> _About this task_
Go over the records and copy every line with the string "JSON".

Dataset entries on figures:
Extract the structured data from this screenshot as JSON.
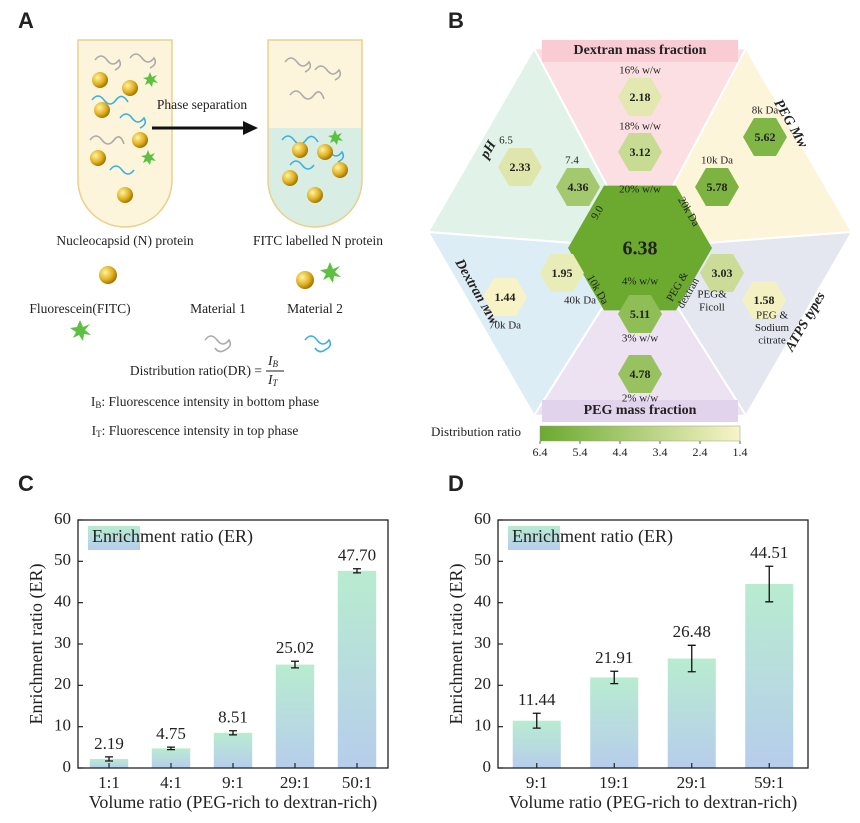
{
  "panel_a": {
    "label": "A",
    "arrow_label": "Phase separation",
    "n_protein": "Nucleocapsid (N) protein",
    "fitc_n_protein": "FITC labelled N protein",
    "fitc": "Fluorescein(FITC)",
    "material_1": "Material 1",
    "material_2": "Material 2",
    "formula": {
      "text": "Distribution ratio(DR) =",
      "numerator": {
        "symbol": "I",
        "sub": "B"
      },
      "denominator": {
        "symbol": "I",
        "sub": "T"
      }
    },
    "legend_bottom": {
      "symbol": "I",
      "sub": "B",
      "text": ": Fluorescence intensity in bottom phase"
    },
    "legend_top": {
      "symbol": "I",
      "sub": "T",
      "text": ": Fluorescence intensity in top phase"
    }
  },
  "panel_b": {
    "label": "B",
    "center_value": 6.38,
    "sections": [
      {
        "title": "Dextran mass fraction",
        "items": [
          {
            "level": "16% w/w",
            "value": 2.18
          },
          {
            "level": "18% w/w",
            "value": 3.12
          }
        ],
        "center_level": "20% w/w"
      },
      {
        "title": "PEG Mw",
        "items": [
          {
            "level": "8k Da",
            "value": 5.62
          },
          {
            "level": "10k Da",
            "value": 5.78
          }
        ],
        "center_level": "20k Da"
      },
      {
        "title": "ATPS types",
        "items": [
          {
            "level": [
              "PEG&",
              "Ficoll"
            ],
            "value": 3.03
          },
          {
            "level": [
              "PEG &",
              "Sodium",
              "citrate"
            ],
            "value": 1.58
          }
        ],
        "center_level": [
          "PEG &",
          "dextran"
        ]
      },
      {
        "title": "PEG mass fraction",
        "items": [
          {
            "level": "2% w/w",
            "value": 4.78
          },
          {
            "level": "3% w/w",
            "value": 5.11
          }
        ],
        "center_level": "4% w/w"
      },
      {
        "title": "Dextran Mw",
        "items": [
          {
            "level": "70k Da",
            "value": 1.44
          },
          {
            "level": "40k Da",
            "value": 1.95
          }
        ],
        "center_level": "10k Da"
      },
      {
        "title": "pH",
        "items": [
          {
            "level": "6.5",
            "value": 2.33
          },
          {
            "level": "7.4",
            "value": 4.36
          }
        ],
        "center_level": "9.0"
      }
    ],
    "colorbar": {
      "label": "Distribution ratio",
      "range": [
        6.4,
        1.4
      ],
      "ticks": [
        6.4,
        5.4,
        4.4,
        3.4,
        2.4,
        1.4
      ],
      "colors": [
        "#6aaa2e",
        "#f8f4c8"
      ]
    }
  },
  "chart_data": [
    {
      "type": "bar",
      "panel": "C",
      "xlabel": "Volume ratio (PEG-rich to dextran-rich)",
      "ylabel": "Enrichment ratio (ER)",
      "categories": [
        "1:1",
        "4:1",
        "9:1",
        "29:1",
        "50:1"
      ],
      "series": [
        {
          "name": "Enrichment ratio (ER)",
          "colors": [
            "#b8ecd0",
            "#b7cdec"
          ],
          "values": [
            2.19,
            4.75,
            8.51,
            25.02,
            47.7
          ],
          "value_labels": [
            "2.19",
            "4.75",
            "8.51",
            "25.02",
            "47.70"
          ],
          "errors": [
            0.5,
            0.3,
            0.5,
            0.8,
            0.5
          ]
        }
      ],
      "ylim": [
        0,
        60
      ],
      "yticks": [
        0,
        10,
        20,
        30,
        40,
        50,
        60
      ]
    },
    {
      "type": "bar",
      "panel": "D",
      "xlabel": "Volume ratio (PEG-rich to dextran-rich)",
      "ylabel": "Enrichment ratio (ER)",
      "categories": [
        "9:1",
        "19:1",
        "29:1",
        "59:1"
      ],
      "series": [
        {
          "name": "Enrichment ratio (ER)",
          "colors": [
            "#b8ecd0",
            "#b7cdec"
          ],
          "values": [
            11.44,
            21.91,
            26.48,
            44.51
          ],
          "errors": [
            1.8,
            1.5,
            3.2,
            4.3
          ]
        }
      ],
      "ylim": [
        0,
        60
      ],
      "yticks": [
        0,
        10,
        20,
        30,
        40,
        50,
        60
      ]
    }
  ]
}
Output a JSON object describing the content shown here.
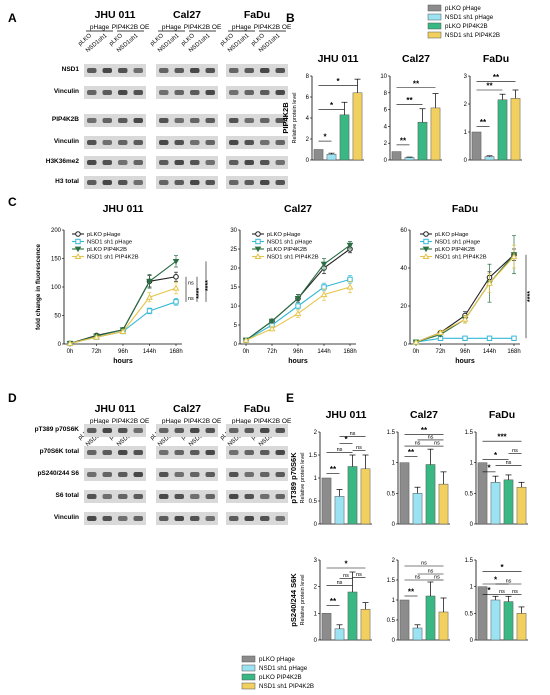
{
  "figure": {
    "panel_letters": [
      "A",
      "B",
      "C",
      "D",
      "E"
    ],
    "cell_lines": [
      "JHU 011",
      "Cal27",
      "FaDu"
    ]
  },
  "panel_a": {
    "group_labels": [
      "pHage",
      "PIP4K2B OE"
    ],
    "lane_labels": [
      "pLKO",
      "NSD1sh1",
      "pLKO",
      "NSD1sh1"
    ],
    "blots": [
      "NSD1",
      "Vinculin",
      "PIP4K2B",
      "Vinculin",
      "H3K36me2",
      "H3 total"
    ]
  },
  "panel_d": {
    "group_labels": [
      "pHage",
      "PIP4K2B OE"
    ],
    "lane_labels": [
      "pLKO",
      "NSD1sh1",
      "pLKO",
      "NSD1sh1"
    ],
    "blots": [
      "pT389 p70S6K",
      "p70S6K total",
      "pS240/244 S6",
      "S6 total",
      "Vinculin"
    ]
  },
  "colors": {
    "pLKO pHage": "#8c8c8c",
    "NSD1 sh1 pHage": "#9be3f2",
    "pLKO PIP4K2B": "#3ab884",
    "NSD1 sh1 PIP4K2B": "#f2d060",
    "line_pLKO_pHage": "#222222",
    "line_NSD1_pHage": "#36b8d8",
    "line_pLKO_PIP4K2B": "#2a6e44",
    "line_NSD1_PIP4K2B": "#e6c44a"
  },
  "legend_b": [
    "pLKO pHage",
    "NSD1 sh1 pHage",
    "pLKO PIP4K2B",
    "NSD1 sh1 PIP4K2B"
  ],
  "legend_e": [
    "pLKO pHage",
    "NSD1 sh1 pHage",
    "pLKO PIP4K2B",
    "NSD1 sh1 PIP4K2B"
  ],
  "chart_data": [
    {
      "panel": "B",
      "type": "bar",
      "title": "JHU 011",
      "ylabel": "PIP4K2B",
      "ylabel_sub": "Relative protein level",
      "categories": [
        "pLKO pHage",
        "NSD1 sh1 pHage",
        "pLKO PIP4K2B",
        "NSD1 sh1 PIP4K2B"
      ],
      "values": [
        1.0,
        0.55,
        4.3,
        6.4
      ],
      "errors": [
        0.0,
        0.1,
        1.2,
        1.3
      ],
      "ylim": [
        0,
        8
      ],
      "yticks": [
        0,
        2,
        4,
        6,
        8
      ],
      "significance": [
        {
          "from": 0,
          "to": 1,
          "label": "*",
          "y": 1.8
        },
        {
          "from": 0,
          "to": 2,
          "label": "*",
          "y": 4.8
        },
        {
          "from": 0,
          "to": 3,
          "label": "*",
          "y": 7.1
        }
      ]
    },
    {
      "panel": "B",
      "type": "bar",
      "title": "Cal27",
      "ylabel": "",
      "ylabel_sub": "",
      "categories": [
        "pLKO pHage",
        "NSD1 sh1 pHage",
        "pLKO PIP4K2B",
        "NSD1 sh1 PIP4K2B"
      ],
      "values": [
        1.0,
        0.3,
        4.5,
        6.2
      ],
      "errors": [
        0.0,
        0.05,
        1.6,
        1.7
      ],
      "ylim": [
        0,
        10
      ],
      "yticks": [
        0,
        2,
        4,
        6,
        8,
        10
      ],
      "significance": [
        {
          "from": 0,
          "to": 1,
          "label": "**",
          "y": 1.8
        },
        {
          "from": 0,
          "to": 2,
          "label": "**",
          "y": 6.6
        },
        {
          "from": 0,
          "to": 3,
          "label": "**",
          "y": 8.6
        }
      ]
    },
    {
      "panel": "B",
      "type": "bar",
      "title": "FaDu",
      "ylabel": "",
      "ylabel_sub": "",
      "categories": [
        "pLKO pHage",
        "NSD1 sh1 pHage",
        "pLKO PIP4K2B",
        "NSD1 sh1 PIP4K2B"
      ],
      "values": [
        1.0,
        0.12,
        2.15,
        2.2
      ],
      "errors": [
        0.0,
        0.03,
        0.2,
        0.3
      ],
      "ylim": [
        0,
        3
      ],
      "yticks": [
        0,
        1,
        2,
        3
      ],
      "significance": [
        {
          "from": 0,
          "to": 1,
          "label": "**",
          "y": 1.2
        },
        {
          "from": 0,
          "to": 2,
          "label": "**",
          "y": 2.5
        },
        {
          "from": 0,
          "to": 3,
          "label": "**",
          "y": 2.8
        }
      ]
    },
    {
      "panel": "C",
      "type": "line",
      "title": "JHU 011",
      "xlabel": "hours",
      "ylabel": "fold change in fluorescence",
      "categories": [
        "0h",
        "72h",
        "96h",
        "144h",
        "168h"
      ],
      "ylim": [
        0,
        200
      ],
      "yticks": [
        0,
        50,
        100,
        150,
        200
      ],
      "series": [
        {
          "name": "pLKO pHage",
          "values": [
            1,
            15,
            25,
            110,
            118
          ],
          "errors": [
            0,
            2,
            3,
            10,
            8
          ]
        },
        {
          "name": "NSD1 sh1 pHage",
          "values": [
            1,
            12,
            22,
            58,
            74
          ],
          "errors": [
            0,
            2,
            3,
            5,
            6
          ]
        },
        {
          "name": "pLKO PIP4K2B",
          "values": [
            1,
            14,
            25,
            110,
            145
          ],
          "errors": [
            0,
            2,
            3,
            12,
            10
          ]
        },
        {
          "name": "NSD1 sh1 PIP4K2B",
          "values": [
            1,
            12,
            22,
            82,
            98
          ],
          "errors": [
            0,
            2,
            3,
            8,
            10
          ]
        }
      ],
      "annotations": [
        "ns",
        "ns",
        "****",
        "****"
      ]
    },
    {
      "panel": "C",
      "type": "line",
      "title": "Cal27",
      "xlabel": "hours",
      "ylabel": "",
      "categories": [
        "0h",
        "72h",
        "96h",
        "144h",
        "168h"
      ],
      "ylim": [
        0,
        30
      ],
      "yticks": [
        0,
        5,
        10,
        15,
        20,
        25,
        30
      ],
      "series": [
        {
          "name": "pLKO pHage",
          "values": [
            1,
            6,
            12,
            20,
            25
          ],
          "errors": [
            0,
            0.5,
            1,
            1.5,
            1
          ]
        },
        {
          "name": "NSD1 sh1 pHage",
          "values": [
            1,
            5,
            10,
            15,
            17
          ],
          "errors": [
            0,
            0.5,
            1,
            1,
            1
          ]
        },
        {
          "name": "pLKO PIP4K2B",
          "values": [
            1,
            6,
            12,
            21,
            26
          ],
          "errors": [
            0,
            0.5,
            1,
            1.5,
            1
          ]
        },
        {
          "name": "NSD1 sh1 PIP4K2B",
          "values": [
            1,
            4,
            8,
            13,
            15
          ],
          "errors": [
            0,
            0.5,
            1,
            1.5,
            1.5
          ]
        }
      ],
      "annotations": []
    },
    {
      "panel": "C",
      "type": "line",
      "title": "FaDu",
      "xlabel": "hours",
      "ylabel": "",
      "categories": [
        "0h",
        "72h",
        "96h",
        "144h",
        "168h"
      ],
      "ylim": [
        0,
        60
      ],
      "yticks": [
        0,
        20,
        40,
        60
      ],
      "series": [
        {
          "name": "pLKO pHage",
          "values": [
            1,
            6,
            15,
            35,
            47
          ],
          "errors": [
            0,
            1,
            2,
            3,
            3
          ]
        },
        {
          "name": "NSD1 sh1 pHage",
          "values": [
            1,
            3,
            3,
            3,
            3
          ],
          "errors": [
            0,
            0.5,
            0.5,
            0.5,
            0.5
          ]
        },
        {
          "name": "pLKO PIP4K2B",
          "values": [
            1,
            5,
            13,
            32,
            47
          ],
          "errors": [
            0,
            1,
            2,
            10,
            10
          ]
        },
        {
          "name": "NSD1 sh1 PIP4K2B",
          "values": [
            1,
            6,
            13,
            32,
            46
          ],
          "errors": [
            0,
            1,
            2,
            5,
            6
          ]
        }
      ],
      "annotations": [
        "****"
      ]
    },
    {
      "panel": "E",
      "type": "bar",
      "title": "JHU 011",
      "ylabel": "pT389 p70S6K",
      "ylabel_sub": "Relative protein level",
      "categories": [
        "pLKO pHage",
        "NSD1 sh1 pHage",
        "pLKO PIP4K2B",
        "NSD1 sh1 PIP4K2B"
      ],
      "values": [
        1.0,
        0.6,
        1.25,
        1.2
      ],
      "errors": [
        0.0,
        0.15,
        0.25,
        0.3
      ],
      "ylim": [
        0,
        2.0
      ],
      "yticks": [
        0.0,
        0.5,
        1.0,
        1.5,
        2.0
      ],
      "significance": [
        {
          "from": 0,
          "to": 1,
          "label": "**",
          "y": 1.1
        },
        {
          "from": 0,
          "to": 2,
          "label": "ns",
          "y": 1.55
        },
        {
          "from": 1,
          "to": 2,
          "label": "*",
          "y": 1.75
        },
        {
          "from": 2,
          "to": 3,
          "label": "ns",
          "y": 1.6
        },
        {
          "from": 1,
          "to": 3,
          "label": "ns",
          "y": 1.9
        }
      ]
    },
    {
      "panel": "E",
      "type": "bar",
      "title": "Cal27",
      "ylabel": "",
      "ylabel_sub": "",
      "categories": [
        "pLKO pHage",
        "NSD1 sh1 pHage",
        "pLKO PIP4K2B",
        "NSD1 sh1 PIP4K2B"
      ],
      "values": [
        1.0,
        0.5,
        0.97,
        0.65
      ],
      "errors": [
        0.0,
        0.1,
        0.25,
        0.2
      ],
      "ylim": [
        0,
        1.5
      ],
      "yticks": [
        0.0,
        0.5,
        1.0,
        1.5
      ],
      "significance": [
        {
          "from": 0,
          "to": 1,
          "label": "**",
          "y": 1.1
        },
        {
          "from": 0,
          "to": 2,
          "label": "ns",
          "y": 1.27
        },
        {
          "from": 2,
          "to": 3,
          "label": "ns",
          "y": 1.27
        },
        {
          "from": 1,
          "to": 3,
          "label": "ns",
          "y": 1.37
        },
        {
          "from": 0,
          "to": 3,
          "label": "**",
          "y": 1.46
        }
      ]
    },
    {
      "panel": "E",
      "type": "bar",
      "title": "FaDu",
      "ylabel": "",
      "ylabel_sub": "",
      "categories": [
        "pLKO pHage",
        "NSD1 sh1 pHage",
        "pLKO PIP4K2B",
        "NSD1 sh1 PIP4K2B"
      ],
      "values": [
        1.0,
        0.68,
        0.72,
        0.6
      ],
      "errors": [
        0.0,
        0.1,
        0.08,
        0.08
      ],
      "ylim": [
        0,
        1.5
      ],
      "yticks": [
        0.0,
        0.5,
        1.0,
        1.5
      ],
      "significance": [
        {
          "from": 0,
          "to": 1,
          "label": "*",
          "y": 0.85
        },
        {
          "from": 0,
          "to": 2,
          "label": "*",
          "y": 1.05
        },
        {
          "from": 1,
          "to": 3,
          "label": "ns",
          "y": 0.95
        },
        {
          "from": 2,
          "to": 3,
          "label": "ns",
          "y": 1.15
        },
        {
          "from": 0,
          "to": 3,
          "label": "***",
          "y": 1.35
        }
      ]
    },
    {
      "panel": "E",
      "type": "bar",
      "title": "",
      "ylabel": "pS240/244 S6K",
      "ylabel_sub": "Relative protein level",
      "categories": [
        "pLKO pHage",
        "NSD1 sh1 pHage",
        "pLKO PIP4K2B",
        "NSD1 sh1 PIP4K2B"
      ],
      "values": [
        1.0,
        0.42,
        1.8,
        1.15
      ],
      "errors": [
        0.0,
        0.15,
        0.75,
        0.25
      ],
      "ylim": [
        0,
        3
      ],
      "yticks": [
        0,
        1,
        2,
        3
      ],
      "significance": [
        {
          "from": 0,
          "to": 1,
          "label": "**",
          "y": 1.3
        },
        {
          "from": 0,
          "to": 2,
          "label": "ns",
          "y": 2.05
        },
        {
          "from": 1,
          "to": 2,
          "label": "ns",
          "y": 2.3
        },
        {
          "from": 2,
          "to": 3,
          "label": "ns",
          "y": 2.35
        },
        {
          "from": 0,
          "to": 3,
          "label": "*",
          "y": 2.7
        }
      ]
    },
    {
      "panel": "E",
      "type": "bar",
      "title": "",
      "ylabel": "",
      "ylabel_sub": "",
      "categories": [
        "pLKO pHage",
        "NSD1 sh1 pHage",
        "pLKO PIP4K2B",
        "NSD1 sh1 PIP4K2B"
      ],
      "values": [
        1.0,
        0.3,
        1.1,
        0.7
      ],
      "errors": [
        0.0,
        0.08,
        0.35,
        0.35
      ],
      "ylim": [
        0,
        2.0
      ],
      "yticks": [
        0.0,
        0.5,
        1.0,
        1.5,
        2.0
      ],
      "significance": [
        {
          "from": 0,
          "to": 1,
          "label": "**",
          "y": 1.1
        },
        {
          "from": 0,
          "to": 2,
          "label": "ns",
          "y": 1.5
        },
        {
          "from": 2,
          "to": 3,
          "label": "ns",
          "y": 1.5
        },
        {
          "from": 1,
          "to": 3,
          "label": "ns",
          "y": 1.65
        },
        {
          "from": 0,
          "to": 3,
          "label": "ns",
          "y": 1.85
        }
      ]
    },
    {
      "panel": "E",
      "type": "bar",
      "title": "",
      "ylabel": "",
      "ylabel_sub": "",
      "categories": [
        "pLKO pHage",
        "NSD1 sh1 pHage",
        "pLKO PIP4K2B",
        "NSD1 sh1 PIP4K2B"
      ],
      "values": [
        1.0,
        0.75,
        0.72,
        0.5
      ],
      "errors": [
        0.0,
        0.07,
        0.1,
        0.12
      ],
      "ylim": [
        0,
        1.5
      ],
      "yticks": [
        0.0,
        0.5,
        1.0,
        1.5
      ],
      "significance": [
        {
          "from": 0,
          "to": 1,
          "label": "*",
          "y": 0.85
        },
        {
          "from": 1,
          "to": 2,
          "label": "ns",
          "y": 0.85
        },
        {
          "from": 2,
          "to": 3,
          "label": "ns",
          "y": 0.85
        },
        {
          "from": 0,
          "to": 2,
          "label": "*",
          "y": 1.05
        },
        {
          "from": 1,
          "to": 3,
          "label": "ns",
          "y": 1.05
        },
        {
          "from": 0,
          "to": 3,
          "label": "*",
          "y": 1.28
        }
      ]
    }
  ]
}
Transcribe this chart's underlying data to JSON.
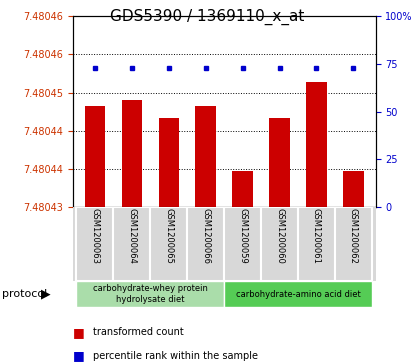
{
  "title": "GDS5390 / 1369110_x_at",
  "samples": [
    "GSM1200063",
    "GSM1200064",
    "GSM1200065",
    "GSM1200066",
    "GSM1200059",
    "GSM1200060",
    "GSM1200061",
    "GSM1200062"
  ],
  "transformed_count": [
    7.480447,
    7.480448,
    7.480445,
    7.480447,
    7.480436,
    7.480445,
    7.480451,
    7.480436
  ],
  "percentile_rank": [
    73,
    73,
    73,
    73,
    73,
    73,
    73,
    73
  ],
  "y_min": 7.48043,
  "y_max": 7.480462,
  "right_y_ticks": [
    0,
    25,
    50,
    75,
    100
  ],
  "bar_color": "#cc0000",
  "dot_color": "#0000cc",
  "protocol_groups": [
    {
      "label": "carbohydrate-whey protein\nhydrolysate diet",
      "start": 0,
      "end": 4,
      "color": "#aaddaa"
    },
    {
      "label": "carbohydrate-amino acid diet",
      "start": 4,
      "end": 8,
      "color": "#55cc55"
    }
  ],
  "legend_bar_color": "#cc0000",
  "legend_dot_color": "#0000cc",
  "protocol_label": "protocol",
  "tick_label_color_left": "#cc3300",
  "tick_label_color_right": "#0000cc",
  "title_fontsize": 11,
  "sample_label_fontsize": 6,
  "legend_fontsize": 7,
  "protocol_fontsize": 6,
  "sample_box_color": "#d8d8d8",
  "sample_box_edge_color": "#ffffff"
}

> _Task result_
Extract the structured data from this screenshot as JSON.
Output a JSON object describing the content shown here.
Transcribe this chart's underlying data to JSON.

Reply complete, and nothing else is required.